- [What this task involves]
Reproduce the records. Keep every word exact and include no images.

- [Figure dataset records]

════════════════

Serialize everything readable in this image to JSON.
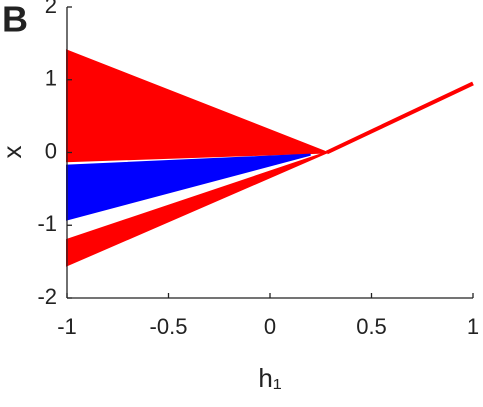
{
  "chart_data": {
    "type": "area",
    "panel_label": "B",
    "xlabel": "h₁",
    "ylabel": "x",
    "xlim": [
      -1,
      1
    ],
    "ylim": [
      -2,
      2
    ],
    "xticks": [
      -1,
      -0.5,
      0,
      0.5,
      1
    ],
    "yticks": [
      -2,
      -1,
      0,
      1,
      2
    ],
    "series": [
      {
        "color": "#ff0000",
        "x": [
          -1,
          0.28
        ],
        "upper": [
          1.4,
          0
        ],
        "lower": [
          -0.12,
          0
        ]
      },
      {
        "color": "#0000ff",
        "x": [
          -1,
          0.2
        ],
        "upper": [
          -0.18,
          -0.03
        ],
        "lower": [
          -0.92,
          -0.03
        ]
      },
      {
        "color": "#ff0000",
        "x": [
          -1,
          0.28
        ],
        "upper": [
          -1.2,
          0
        ],
        "lower": [
          -1.55,
          0
        ]
      }
    ],
    "line": {
      "color": "#ff0000",
      "x": [
        0.28,
        1
      ],
      "y": [
        0,
        0.95
      ]
    }
  }
}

════════════════

- [Exercise output]
Serialize everything readable in this image to JSON.
{
  "chart_data": {
    "type": "area",
    "panel_label": "B",
    "xlabel": "h₁",
    "ylabel": "x",
    "xlim": [
      -1,
      1
    ],
    "ylim": [
      -2,
      2
    ],
    "xticks": [
      -1,
      -0.5,
      0,
      0.5,
      1
    ],
    "yticks": [
      -2,
      -1,
      0,
      1,
      2
    ],
    "series": [
      {
        "color": "#ff0000",
        "x": [
          -1,
          0.28
        ],
        "upper": [
          1.4,
          0
        ],
        "lower": [
          -0.12,
          0
        ]
      },
      {
        "color": "#0000ff",
        "x": [
          -1,
          0.2
        ],
        "upper": [
          -0.18,
          -0.03
        ],
        "lower": [
          -0.92,
          -0.03
        ]
      },
      {
        "color": "#ff0000",
        "x": [
          -1,
          0.28
        ],
        "upper": [
          -1.2,
          0
        ],
        "lower": [
          -1.55,
          0
        ]
      }
    ],
    "line": {
      "color": "#ff0000",
      "x": [
        0.28,
        1
      ],
      "y": [
        0,
        0.95
      ]
    }
  }
}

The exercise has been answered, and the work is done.